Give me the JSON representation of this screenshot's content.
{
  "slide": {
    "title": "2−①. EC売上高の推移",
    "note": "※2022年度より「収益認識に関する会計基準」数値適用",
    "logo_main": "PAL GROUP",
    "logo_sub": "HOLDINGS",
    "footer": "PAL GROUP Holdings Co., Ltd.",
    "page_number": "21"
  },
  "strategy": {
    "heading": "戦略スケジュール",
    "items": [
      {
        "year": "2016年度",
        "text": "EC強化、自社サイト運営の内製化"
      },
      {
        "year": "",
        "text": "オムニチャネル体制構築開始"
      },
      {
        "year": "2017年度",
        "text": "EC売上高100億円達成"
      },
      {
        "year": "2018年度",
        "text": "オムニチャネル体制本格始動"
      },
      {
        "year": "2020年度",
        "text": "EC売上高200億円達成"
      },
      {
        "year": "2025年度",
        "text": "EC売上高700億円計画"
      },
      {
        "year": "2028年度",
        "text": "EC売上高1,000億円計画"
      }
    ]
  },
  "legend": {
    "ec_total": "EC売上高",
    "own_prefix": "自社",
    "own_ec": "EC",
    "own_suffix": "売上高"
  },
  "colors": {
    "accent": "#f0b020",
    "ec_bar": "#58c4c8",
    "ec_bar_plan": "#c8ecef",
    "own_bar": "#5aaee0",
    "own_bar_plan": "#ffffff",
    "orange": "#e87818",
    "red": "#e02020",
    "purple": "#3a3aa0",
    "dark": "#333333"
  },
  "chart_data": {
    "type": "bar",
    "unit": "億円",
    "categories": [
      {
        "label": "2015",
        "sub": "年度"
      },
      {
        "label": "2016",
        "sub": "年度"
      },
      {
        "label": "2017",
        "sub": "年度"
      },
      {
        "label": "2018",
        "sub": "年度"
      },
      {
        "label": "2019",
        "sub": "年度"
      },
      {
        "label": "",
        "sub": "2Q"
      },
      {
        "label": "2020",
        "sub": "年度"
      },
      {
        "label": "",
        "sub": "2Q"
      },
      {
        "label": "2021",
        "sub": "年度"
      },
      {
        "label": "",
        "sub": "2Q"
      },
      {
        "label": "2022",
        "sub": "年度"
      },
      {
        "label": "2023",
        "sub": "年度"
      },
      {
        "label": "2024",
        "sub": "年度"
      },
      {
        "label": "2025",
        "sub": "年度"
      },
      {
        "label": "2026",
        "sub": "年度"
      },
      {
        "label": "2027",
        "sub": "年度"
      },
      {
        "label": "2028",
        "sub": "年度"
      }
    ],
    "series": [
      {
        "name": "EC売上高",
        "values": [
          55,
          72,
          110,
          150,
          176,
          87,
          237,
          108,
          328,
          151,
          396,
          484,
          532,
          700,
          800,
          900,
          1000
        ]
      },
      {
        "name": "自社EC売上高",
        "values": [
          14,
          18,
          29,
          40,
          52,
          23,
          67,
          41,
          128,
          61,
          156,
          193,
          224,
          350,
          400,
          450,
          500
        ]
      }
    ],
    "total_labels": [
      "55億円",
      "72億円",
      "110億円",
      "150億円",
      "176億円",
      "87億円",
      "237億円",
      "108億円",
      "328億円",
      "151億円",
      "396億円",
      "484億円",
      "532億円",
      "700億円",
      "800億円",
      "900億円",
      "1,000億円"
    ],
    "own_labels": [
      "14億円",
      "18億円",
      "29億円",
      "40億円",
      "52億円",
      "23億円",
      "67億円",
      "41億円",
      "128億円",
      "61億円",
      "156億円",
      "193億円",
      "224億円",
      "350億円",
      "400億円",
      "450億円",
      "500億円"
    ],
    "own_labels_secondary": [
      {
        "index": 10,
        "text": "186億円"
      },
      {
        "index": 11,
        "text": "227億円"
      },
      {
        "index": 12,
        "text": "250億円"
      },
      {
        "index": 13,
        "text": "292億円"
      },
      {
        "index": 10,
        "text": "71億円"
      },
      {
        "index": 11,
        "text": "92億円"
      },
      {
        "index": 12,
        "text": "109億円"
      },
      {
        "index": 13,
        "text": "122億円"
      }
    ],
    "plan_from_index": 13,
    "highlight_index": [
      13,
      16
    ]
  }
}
•••••
Every line above should be printed again exactly as it stands.

• **Output of the task**
Give me the JSON representation of this screenshot's content.
{
  "slide": {
    "title": "2−①. EC売上高の推移",
    "note": "※2022年度より「収益認識に関する会計基準」数値適用",
    "logo_main": "PAL GROUP",
    "logo_sub": "HOLDINGS",
    "footer": "PAL GROUP Holdings Co., Ltd.",
    "page_number": "21"
  },
  "strategy": {
    "heading": "戦略スケジュール",
    "items": [
      {
        "year": "2016年度",
        "text": "EC強化、自社サイト運営の内製化"
      },
      {
        "year": "",
        "text": "オムニチャネル体制構築開始"
      },
      {
        "year": "2017年度",
        "text": "EC売上高100億円達成"
      },
      {
        "year": "2018年度",
        "text": "オムニチャネル体制本格始動"
      },
      {
        "year": "2020年度",
        "text": "EC売上高200億円達成"
      },
      {
        "year": "2025年度",
        "text": "EC売上高700億円計画"
      },
      {
        "year": "2028年度",
        "text": "EC売上高1,000億円計画"
      }
    ]
  },
  "legend": {
    "ec_total": "EC売上高",
    "own_prefix": "自社",
    "own_ec": "EC",
    "own_suffix": "売上高"
  },
  "colors": {
    "accent": "#f0b020",
    "ec_bar": "#58c4c8",
    "ec_bar_plan": "#c8ecef",
    "own_bar": "#5aaee0",
    "own_bar_plan": "#ffffff",
    "orange": "#e87818",
    "red": "#e02020",
    "purple": "#3a3aa0",
    "dark": "#333333"
  },
  "chart_data": {
    "type": "bar",
    "unit": "億円",
    "categories": [
      {
        "label": "2015",
        "sub": "年度"
      },
      {
        "label": "2016",
        "sub": "年度"
      },
      {
        "label": "2017",
        "sub": "年度"
      },
      {
        "label": "2018",
        "sub": "年度"
      },
      {
        "label": "2019",
        "sub": "年度"
      },
      {
        "label": "",
        "sub": "2Q"
      },
      {
        "label": "2020",
        "sub": "年度"
      },
      {
        "label": "",
        "sub": "2Q"
      },
      {
        "label": "2021",
        "sub": "年度"
      },
      {
        "label": "",
        "sub": "2Q"
      },
      {
        "label": "2022",
        "sub": "年度"
      },
      {
        "label": "2023",
        "sub": "年度"
      },
      {
        "label": "2024",
        "sub": "年度"
      },
      {
        "label": "2025",
        "sub": "年度"
      },
      {
        "label": "2026",
        "sub": "年度"
      },
      {
        "label": "2027",
        "sub": "年度"
      },
      {
        "label": "2028",
        "sub": "年度"
      }
    ],
    "series": [
      {
        "name": "EC売上高",
        "values": [
          55,
          72,
          110,
          150,
          176,
          87,
          237,
          108,
          328,
          151,
          396,
          484,
          532,
          700,
          800,
          900,
          1000
        ]
      },
      {
        "name": "自社EC売上高",
        "values": [
          14,
          18,
          29,
          40,
          52,
          23,
          67,
          41,
          128,
          61,
          156,
          193,
          224,
          350,
          400,
          450,
          500
        ]
      }
    ],
    "total_labels": [
      "55億円",
      "72億円",
      "110億円",
      "150億円",
      "176億円",
      "87億円",
      "237億円",
      "108億円",
      "328億円",
      "151億円",
      "396億円",
      "484億円",
      "532億円",
      "700億円",
      "800億円",
      "900億円",
      "1,000億円"
    ],
    "own_labels": [
      "14億円",
      "18億円",
      "29億円",
      "40億円",
      "52億円",
      "23億円",
      "67億円",
      "41億円",
      "128億円",
      "61億円",
      "156億円",
      "193億円",
      "224億円",
      "350億円",
      "400億円",
      "450億円",
      "500億円"
    ],
    "own_labels_secondary": [
      {
        "index": 10,
        "text": "186億円"
      },
      {
        "index": 11,
        "text": "227億円"
      },
      {
        "index": 12,
        "text": "250億円"
      },
      {
        "index": 13,
        "text": "292億円"
      },
      {
        "index": 10,
        "text": "71億円"
      },
      {
        "index": 11,
        "text": "92億円"
      },
      {
        "index": 12,
        "text": "109億円"
      },
      {
        "index": 13,
        "text": "122億円"
      }
    ],
    "plan_from_index": 13,
    "highlight_index": [
      13,
      16
    ]
  }
}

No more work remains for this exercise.